Given records Start Marker
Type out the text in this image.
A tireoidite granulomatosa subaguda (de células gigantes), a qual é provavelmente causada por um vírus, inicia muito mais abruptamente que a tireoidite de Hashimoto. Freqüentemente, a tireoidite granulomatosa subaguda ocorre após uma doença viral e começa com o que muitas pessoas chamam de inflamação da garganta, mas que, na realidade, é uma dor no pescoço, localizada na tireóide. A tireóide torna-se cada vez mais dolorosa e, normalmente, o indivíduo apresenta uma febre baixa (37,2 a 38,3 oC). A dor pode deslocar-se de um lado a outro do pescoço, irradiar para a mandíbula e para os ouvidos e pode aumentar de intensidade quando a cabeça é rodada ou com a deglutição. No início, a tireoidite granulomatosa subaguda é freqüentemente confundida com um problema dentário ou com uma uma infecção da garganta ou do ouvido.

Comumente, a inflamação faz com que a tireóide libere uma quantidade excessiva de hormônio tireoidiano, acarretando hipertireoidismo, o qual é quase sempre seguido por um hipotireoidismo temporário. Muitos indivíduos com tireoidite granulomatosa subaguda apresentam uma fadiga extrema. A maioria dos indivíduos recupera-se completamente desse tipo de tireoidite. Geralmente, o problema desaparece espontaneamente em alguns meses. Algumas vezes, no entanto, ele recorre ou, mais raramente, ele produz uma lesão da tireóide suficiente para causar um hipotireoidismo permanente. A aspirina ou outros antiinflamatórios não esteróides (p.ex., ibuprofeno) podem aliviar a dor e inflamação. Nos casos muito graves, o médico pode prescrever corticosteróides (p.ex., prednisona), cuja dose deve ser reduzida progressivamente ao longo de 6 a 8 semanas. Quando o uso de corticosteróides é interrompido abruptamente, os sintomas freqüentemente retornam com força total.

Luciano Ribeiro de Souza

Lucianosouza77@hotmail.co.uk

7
Given records End Marker
What is being asked.
Copy out the entire listing exactly.

Answer to this problem.
Type out the text in this image.
A tireoidite granulomatosa subaguda (de células gigantes), a qual é provavelmente causada por um vírus, inicia muito mais abruptamente que a tireoidite de Hashimoto. Freqüentemente, a tireoidite granulomatosa subaguda ocorre após uma doença viral e começa com o que muitas pessoas chamam de inflamação da garganta, mas que, na realidade, é uma dor no pescoço, localizada na tireóide. A tireóide torna-se cada vez mais dolorosa e, normalmente, o indivíduo apresenta uma febre baixa (37,2 a 38,3 oC). A dor pode deslocar-se de um lado a outro do pescoço, irradiar para a mandíbula e para os ouvidos e pode aumentar de intensidade quando a cabeça é rodada ou com a deglutição. No início, a tireoidite granulomatosa subaguda é freqüentemente confundida com um problema dentário ou com uma uma infecção da garganta ou do ouvido.

Comumente, a inflamação faz com que a tireóide libere uma quantidade excessiva de hormônio tireoidiano, acarretando hipertireoidismo, o qual é quase sempre seguido por um hipotireoidismo temporário. Muitos indivíduos com tireoidite granulomatosa subaguda apresentam uma fadiga extrema. A maioria dos indivíduos recupera-se completamente desse tipo de tireoidite. Geralmente, o problema desaparece espontaneamente em alguns meses. Algumas vezes, no entanto, ele recorre ou, mais raramente, ele produz uma lesão da tireóide suficiente para causar um hipotireoidismo permanente. A aspirina ou outros antiinflamatórios não esteróides (p.ex., ibuprofeno) podem aliviar a dor e inflamação. Nos casos muito graves, o médico pode prescrever corticosteróides (p.ex., prednisona), cuja dose deve ser reduzida progressivamente ao longo de 6 a 8 semanas. Quando o uso de corticosteróides é interrompido abruptamente, os sintomas freqüentemente retornam com força total.

Luciano Ribeiro de Souza

Lucianosouza77@hotmail.co.uk

7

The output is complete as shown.